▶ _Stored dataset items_
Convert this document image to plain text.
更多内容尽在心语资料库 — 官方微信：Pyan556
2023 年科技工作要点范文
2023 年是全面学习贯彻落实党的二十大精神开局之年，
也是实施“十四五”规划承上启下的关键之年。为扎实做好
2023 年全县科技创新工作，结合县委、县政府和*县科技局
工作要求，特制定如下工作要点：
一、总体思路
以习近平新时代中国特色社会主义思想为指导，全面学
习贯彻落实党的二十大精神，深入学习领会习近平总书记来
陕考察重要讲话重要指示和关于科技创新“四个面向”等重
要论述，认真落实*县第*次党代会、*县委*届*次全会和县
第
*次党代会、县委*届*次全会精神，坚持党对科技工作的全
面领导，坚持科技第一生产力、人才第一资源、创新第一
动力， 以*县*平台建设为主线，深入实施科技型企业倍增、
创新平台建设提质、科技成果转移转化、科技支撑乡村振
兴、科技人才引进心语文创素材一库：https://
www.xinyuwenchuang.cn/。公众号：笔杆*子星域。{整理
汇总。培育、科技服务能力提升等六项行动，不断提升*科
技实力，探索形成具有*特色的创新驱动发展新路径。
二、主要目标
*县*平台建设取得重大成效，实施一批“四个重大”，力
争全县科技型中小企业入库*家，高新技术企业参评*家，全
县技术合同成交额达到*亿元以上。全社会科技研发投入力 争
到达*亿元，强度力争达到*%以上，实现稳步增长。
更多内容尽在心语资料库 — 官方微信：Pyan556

▶ _EXERCISE TASK_
Copy each line of the data above without altering a single character.

▶ _RESULT OF THIS TASK_
Convert this document image to plain text.
更多内容尽在心语资料库 — 官方微信：Pyan556
2023 年科技工作要点范文
2023 年是全面学习贯彻落实党的二十大精神开局之年，
也是实施“十四五”规划承上启下的关键之年。为扎实做好
2023 年全县科技创新工作，结合县委、县政府和*县科技局
工作要求，特制定如下工作要点：
一、总体思路
以习近平新时代中国特色社会主义思想为指导，全面学
习贯彻落实党的二十大精神，深入学习领会习近平总书记来
陕考察重要讲话重要指示和关于科技创新“四个面向”等重
要论述，认真落实*县第*次党代会、*县委*届*次全会和县
第
*次党代会、县委*届*次全会精神，坚持党对科技工作的全
面领导，坚持科技第一生产力、人才第一资源、创新第一
动力， 以*县*平台建设为主线，深入实施科技型企业倍增、
创新平台建设提质、科技成果转移转化、科技支撑乡村振
兴、科技人才引进心语文创素材一库：https://
www.xinyuwenchuang.cn/。公众号：笔杆*子星域。{整理
汇总。培育、科技服务能力提升等六项行动，不断提升*科
技实力，探索形成具有*特色的创新驱动发展新路径。
二、主要目标
*县*平台建设取得重大成效，实施一批“四个重大”，力
争全县科技型中小企业入库*家，高新技术企业参评*家，全
县技术合同成交额达到*亿元以上。全社会科技研发投入力 争
到达*亿元，强度力争达到*%以上，实现稳步增长。
更多内容尽在心语资料库 — 官方微信：Pyan556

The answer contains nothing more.